_Description of the task_: Go through the material and write it all out exactly, minus the pictures.

_Recorded data_:
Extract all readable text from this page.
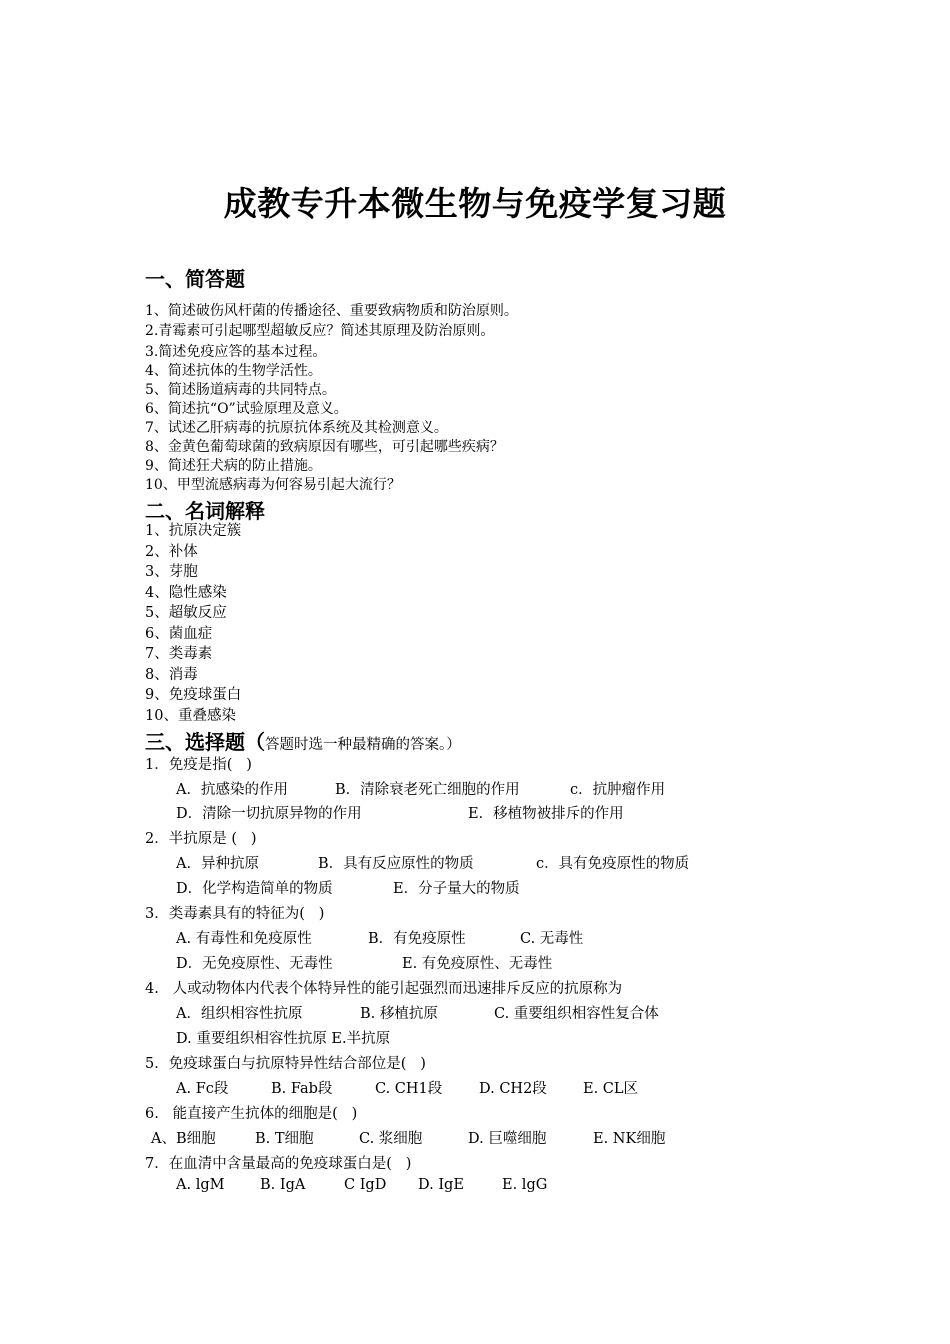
成教专升本微生物与免疫学复习题
一、简答题
1、简述破伤风杆菌的传播途径、重要致病物质和防治原则。
2.青霉素可引起哪型超敏反应？简述其原理及防治原则。
3.简述免疫应答的基本过程。
4、简述抗体的生物学活性。
5、简述肠道病毒的共同特点。
6、简述抗“O”试验原理及意义。
7、试述乙肝病毒的抗原抗体系统及其检测意义。
8、金黄色葡萄球菌的致病原因有哪些，可引起哪些疾病？
9、简述狂犬病的防止措施。
10、甲型流感病毒为何容易引起大流行？
二、名词解释
1、抗原决定簇
2、补体
3、芽胞
4、隐性感染
5、超敏反应
6、菌血症
7、类毒素
8、消毒
9、免疫球蛋白
10、重叠感染
三、选择题（答题时选一种最精确的答案。）
1．免疫是指(   )
A．抗感染的作用	B．清除衰老死亡细胞的作用	c．抗肿瘤作用
D．清除一切抗原异物的作用	E．移植物被排斥的作用
2．半抗原是 (   )
A．异种抗原	B．具有反应原性的物质	c．具有免疫原性的物质
D．化学构造简单的物质	E．分子量大的物质
3．类毒素具有的特征为(   )
A. 有毒性和免疫原性	B．有免疫原性	C. 无毒性
D．无免疫原性、无毒性	E. 有免疫原性、无毒性
4.   人或动物体内代表个体特异性的能引起强烈而迅速排斥反应的抗原称为
A．组织相容性抗原	B. 移植抗原	C. 重要组织相容性复合体
D. 重要组织相容性抗原 E.半抗原
5．免疫球蛋白与抗原特异性结合部位是(   )
A. Fc段	B. Fab段	C. CH1段	D. CH2段 E. CL区
6.   能直接产生抗体的细胞是(   )
A、B细胞	B. T细胞	C. 浆细胞	D. 巨噬细胞	E. NK细胞
7．在血清中含量最高的免疫球蛋白是(   )
A. lgM B. IgA	C IgD D. IgE	E. lgG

_Answer_:
Extract all readable text from this page.
成教专升本微生物与免疫学复习题
一、简答题
1、简述破伤风杆菌的传播途径、重要致病物质和防治原则。
2.青霉素可引起哪型超敏反应？简述其原理及防治原则。
3.简述免疫应答的基本过程。
4、简述抗体的生物学活性。
5、简述肠道病毒的共同特点。
6、简述抗“O”试验原理及意义。
7、试述乙肝病毒的抗原抗体系统及其检测意义。
8、金黄色葡萄球菌的致病原因有哪些，可引起哪些疾病？
9、简述狂犬病的防止措施。
10、甲型流感病毒为何容易引起大流行？
二、名词解释
1、抗原决定簇
2、补体
3、芽胞
4、隐性感染
5、超敏反应
6、菌血症
7、类毒素
8、消毒
9、免疫球蛋白
10、重叠感染
三、选择题（答题时选一种最精确的答案。）
1．免疫是指(   )
A．抗感染的作用	B．清除衰老死亡细胞的作用	c．抗肿瘤作用
D．清除一切抗原异物的作用	E．移植物被排斥的作用
2．半抗原是 (   )
A．异种抗原	B．具有反应原性的物质	c．具有免疫原性的物质
D．化学构造简单的物质	E．分子量大的物质
3．类毒素具有的特征为(   )
A. 有毒性和免疫原性	B．有免疫原性	C. 无毒性
D．无免疫原性、无毒性	E. 有免疫原性、无毒性
4.   人或动物体内代表个体特异性的能引起强烈而迅速排斥反应的抗原称为
A．组织相容性抗原	B. 移植抗原	C. 重要组织相容性复合体
D. 重要组织相容性抗原 E.半抗原
5．免疫球蛋白与抗原特异性结合部位是(   )
A. Fc段	B. Fab段	C. CH1段	D. CH2段 E. CL区
6.   能直接产生抗体的细胞是(   )
A、B细胞	B. T细胞	C. 浆细胞	D. 巨噬细胞	E. NK细胞
7．在血清中含量最高的免疫球蛋白是(   )
A. lgM B. IgA	C IgD D. IgE	E. lgG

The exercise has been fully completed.